## [The task]
Since only the text is wanted, print every entry below exactly and omit the images.

+++

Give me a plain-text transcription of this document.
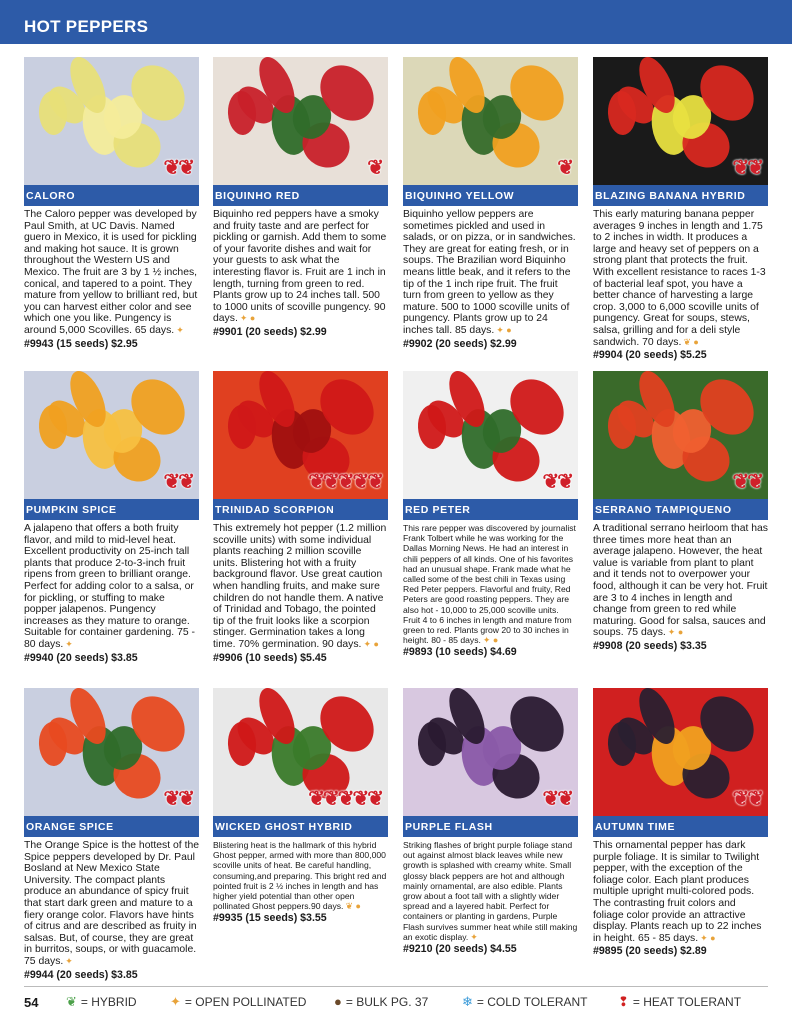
HOT PEPPERS
❦❦
CALORO
The Caloro pepper was developed by Paul Smith, at UC Davis. Named guero in Mexico, it is used for pickling and making hot sauce. It is grown throughout the Western US and Mexico. The fruit are 3 by 1 ½ inches, conical, and tapered to a point. They mature from yellow to brilliant red, but you can harvest either color and see which one you like. Pungency is around 5,000 Scovilles. 65 days. ✦
#9943 (15 seeds) $2.95
❦
BIQUINHO RED
Biquinho red peppers have a smoky and fruity taste and are perfect for pickling or garnish. Add them to some of your favorite dishes and wait for your guests to ask what the interesting flavor is. Fruit are 1 inch in length, turning from green to red. Plants grow up to 24 inches tall. 500 to 1000 units of scoville pungency. 90 days. ✦ ●
#9901 (20 seeds) $2.99
❦
BIQUINHO YELLOW
Biquinho yellow peppers are sometimes pickled and used in salads, or on pizza, or in sandwiches. They are great for eating fresh, or in soups. The Brazilian word Biquinho means little beak, and it refers to the tip of the 1 inch ripe fruit. The fruit turn from green to yellow as they mature. 500 to 1000 scoville units of pungency. Plants grow up to 24 inches tall. 85 days. ✦ ●
#9902 (20 seeds) $2.99
❦❦
BLAZING BANANA HYBRID
This early maturing banana pepper averages 9 inches in length and 1.75 to 2 inches in width. It produces a large and heavy set of peppers on a strong plant that protects the fruit. With excellent resistance to races 1-3 of bacterial leaf spot, you have a better chance of harvesting a large crop. 3,000 to 6,000 scoville units of pungency. Great for soups, stews, salsa, grilling and for a deli style sandwich. 70 days. ❦ ●
#9904 (20 seeds) $5.25
❦❦
PUMPKIN SPICE
A jalapeno that offers a both fruity flavor, and mild to mid-level heat. Excellent productivity on 25-inch tall plants that produce 2-to-3-inch fruit ripens from green to brilliant orange. Perfect for adding color to a salsa, or for pickling, or stuffing to make popper jalapenos. Pungency increases as they mature to orange. Suitable for container gardening. 75 - 80 days. ✦
#9940 (20 seeds) $3.85
❦❦❦❦❦
TRINIDAD SCORPION
This extremely hot pepper (1.2 million scoville units) with some individual plants reaching 2 million scoville units. Blistering hot with a fruity background flavor. Use great caution when handling fruits, and make sure children do not handle them. A native of Trinidad and Tobago, the pointed tip of the fruit looks like a scorpion stinger. Germination takes a long time. 70% germination. 90 days. ✦ ●
#9906 (10 seeds) $5.45
❦❦
RED PETER
This rare pepper was discovered by journalist Frank Tolbert while he was working for the Dallas Morning News. He had an interest in chili peppers of all kinds. One of his favorites had an unusual shape. Frank made what he called some of the best chili in Texas using Red Peter peppers. Flavorful and fruity, Red Peters are good roasting peppers. They are also hot - 10,000 to 25,000 scoville units. Fruit 4 to 6 inches in length and mature from green to red. Plants grow 20 to 30 inches in height. 80 - 85 days. ✦ ●
#9893 (10 seeds) $4.69
❦❦
SERRANO TAMPIQUENO
A traditional serrano heirloom that has three times more heat than an average jalapeno. However, the heat value is variable from plant to plant and it tends not to overpower your food, although it can be very hot. Fruit are 3 to 4 inches in length and change from green to red while maturing. Good for salsa, sauces and soups. 75 days. ✦ ●
#9908 (20 seeds) $3.35
❦❦
ORANGE SPICE
The Orange Spice is the hottest of the Spice peppers developed by Dr. Paul Bosland at New Mexico State University. The compact plants produce an abundance of spicy fruit that start dark green and mature to a fiery orange color. Flavors have hints of citrus and are described as fruity in salsas. But, of course, they are great in burritos, soups, or with guacamole. 75 days. ✦
#9944 (20 seeds) $3.85
❦❦❦❦❦
WICKED GHOST HYBRID
Blistering heat is the hallmark of this hybrid Ghost pepper, armed with more than 800,000 scoville units of heat. Be careful handling, consuming,and preparing. This bright red and pointed fruit is 2 ½ inches in length and has higher yield potential than other open pollinated Ghost peppers.90 days. ❦ ●
#9935 (15 seeds) $3.55
❦❦
PURPLE FLASH
Striking flashes of bright purple foliage stand out against almost black leaves while new growth is splashed with creamy white. Small glossy black peppers are hot and although mainly ornamental, are also edible. Plants grow about a foot tall with a slightly wider spread and a layered habit. Perfect for containers or planting in gardens, Purple Flash survives summer heat while still making an exotic display. ✦
#9210 (20 seeds) $4.55
❦❦
AUTUMN TIME
This ornamental pepper has dark purple foliage. It is similar to Twilight pepper, with the exception of the foliage color. Each plant produces multiple upright multi-colored pods. The contrasting fruit colors and foliage color provide an attractive display. Plants reach up to 22 inches in height. 65 - 85 days. ✦ ●
#9895 (20 seeds) $2.89
54 ❦ = HYBRID	✦ = OPEN POLLINATED ● = BULK PG. 37	❄ = COLD TOLERANT ❢ = HEAT TOLERANT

+++

## [Output for this exercise]
Give me a plain-text transcription of this document.
HOT PEPPERS
❦❦
CALORO
The Caloro pepper was developed by Paul Smith, at UC Davis. Named guero in Mexico, it is used for pickling and making hot sauce. It is grown throughout the Western US and Mexico. The fruit are 3 by 1 ½ inches, conical, and tapered to a point. They mature from yellow to brilliant red, but you can harvest either color and see which one you like. Pungency is around 5,000 Scovilles. 65 days. ✦
#9943 (15 seeds) $2.95
❦
BIQUINHO RED
Biquinho red peppers have a smoky and fruity taste and are perfect for pickling or garnish. Add them to some of your favorite dishes and wait for your guests to ask what the interesting flavor is. Fruit are 1 inch in length, turning from green to red. Plants grow up to 24 inches tall. 500 to 1000 units of scoville pungency. 90 days. ✦ ●
#9901 (20 seeds) $2.99
❦
BIQUINHO YELLOW
Biquinho yellow peppers are sometimes pickled and used in salads, or on pizza, or in sandwiches. They are great for eating fresh, or in soups. The Brazilian word Biquinho means little beak, and it refers to the tip of the 1 inch ripe fruit. The fruit turn from green to yellow as they mature. 500 to 1000 scoville units of pungency. Plants grow up to 24 inches tall. 85 days. ✦ ●
#9902 (20 seeds) $2.99
❦❦
BLAZING BANANA HYBRID
This early maturing banana pepper averages 9 inches in length and 1.75 to 2 inches in width. It produces a large and heavy set of peppers on a strong plant that protects the fruit. With excellent resistance to races 1-3 of bacterial leaf spot, you have a better chance of harvesting a large crop. 3,000 to 6,000 scoville units of pungency. Great for soups, stews, salsa, grilling and for a deli style sandwich. 70 days. ❦ ●
#9904 (20 seeds) $5.25
❦❦
PUMPKIN SPICE
A jalapeno that offers a both fruity flavor, and mild to mid-level heat. Excellent productivity on 25-inch tall plants that produce 2-to-3-inch fruit ripens from green to brilliant orange. Perfect for adding color to a salsa, or for pickling, or stuffing to make popper jalapenos. Pungency increases as they mature to orange. Suitable for container gardening. 75 - 80 days. ✦
#9940 (20 seeds) $3.85
❦❦❦❦❦
TRINIDAD SCORPION
This extremely hot pepper (1.2 million scoville units) with some individual plants reaching 2 million scoville units. Blistering hot with a fruity background flavor. Use great caution when handling fruits, and make sure children do not handle them. A native of Trinidad and Tobago, the pointed tip of the fruit looks like a scorpion stinger. Germination takes a long time. 70% germination. 90 days. ✦ ●
#9906 (10 seeds) $5.45
❦❦
RED PETER
This rare pepper was discovered by journalist Frank Tolbert while he was working for the Dallas Morning News. He had an interest in chili peppers of all kinds. One of his favorites had an unusual shape. Frank made what he called some of the best chili in Texas using Red Peter peppers. Flavorful and fruity, Red Peters are good roasting peppers. They are also hot - 10,000 to 25,000 scoville units. Fruit 4 to 6 inches in length and mature from green to red. Plants grow 20 to 30 inches in height. 80 - 85 days. ✦ ●
#9893 (10 seeds) $4.69
❦❦
SERRANO TAMPIQUENO
A traditional serrano heirloom that has three times more heat than an average jalapeno. However, the heat value is variable from plant to plant and it tends not to overpower your food, although it can be very hot. Fruit are 3 to 4 inches in length and change from green to red while maturing. Good for salsa, sauces and soups. 75 days. ✦ ●
#9908 (20 seeds) $3.35
❦❦
ORANGE SPICE
The Orange Spice is the hottest of the Spice peppers developed by Dr. Paul Bosland at New Mexico State University. The compact plants produce an abundance of spicy fruit that start dark green and mature to a fiery orange color. Flavors have hints of citrus and are described as fruity in salsas. But, of course, they are great in burritos, soups, or with guacamole. 75 days. ✦
#9944 (20 seeds) $3.85
❦❦❦❦❦
WICKED GHOST HYBRID
Blistering heat is the hallmark of this hybrid Ghost pepper, armed with more than 800,000 scoville units of heat. Be careful handling, consuming,and preparing. This bright red and pointed fruit is 2 ½ inches in length and has higher yield potential than other open pollinated Ghost peppers.90 days. ❦ ●
#9935 (15 seeds) $3.55
❦❦
PURPLE FLASH
Striking flashes of bright purple foliage stand out against almost black leaves while new growth is splashed with creamy white. Small glossy black peppers are hot and although mainly ornamental, are also edible. Plants grow about a foot tall with a slightly wider spread and a layered habit. Perfect for containers or planting in gardens, Purple Flash survives summer heat while still making an exotic display. ✦
#9210 (20 seeds) $4.55
❦❦
AUTUMN TIME
This ornamental pepper has dark purple foliage. It is similar to Twilight pepper, with the exception of the foliage color. Each plant produces multiple upright multi-colored pods. The contrasting fruit colors and foliage color provide an attractive display. Plants reach up to 22 inches in height. 65 - 85 days. ✦ ●
#9895 (20 seeds) $2.89
54 ❦ = HYBRID	✦ = OPEN POLLINATED ● = BULK PG. 37	❄ = COLD TOLERANT ❢ = HEAT TOLERANT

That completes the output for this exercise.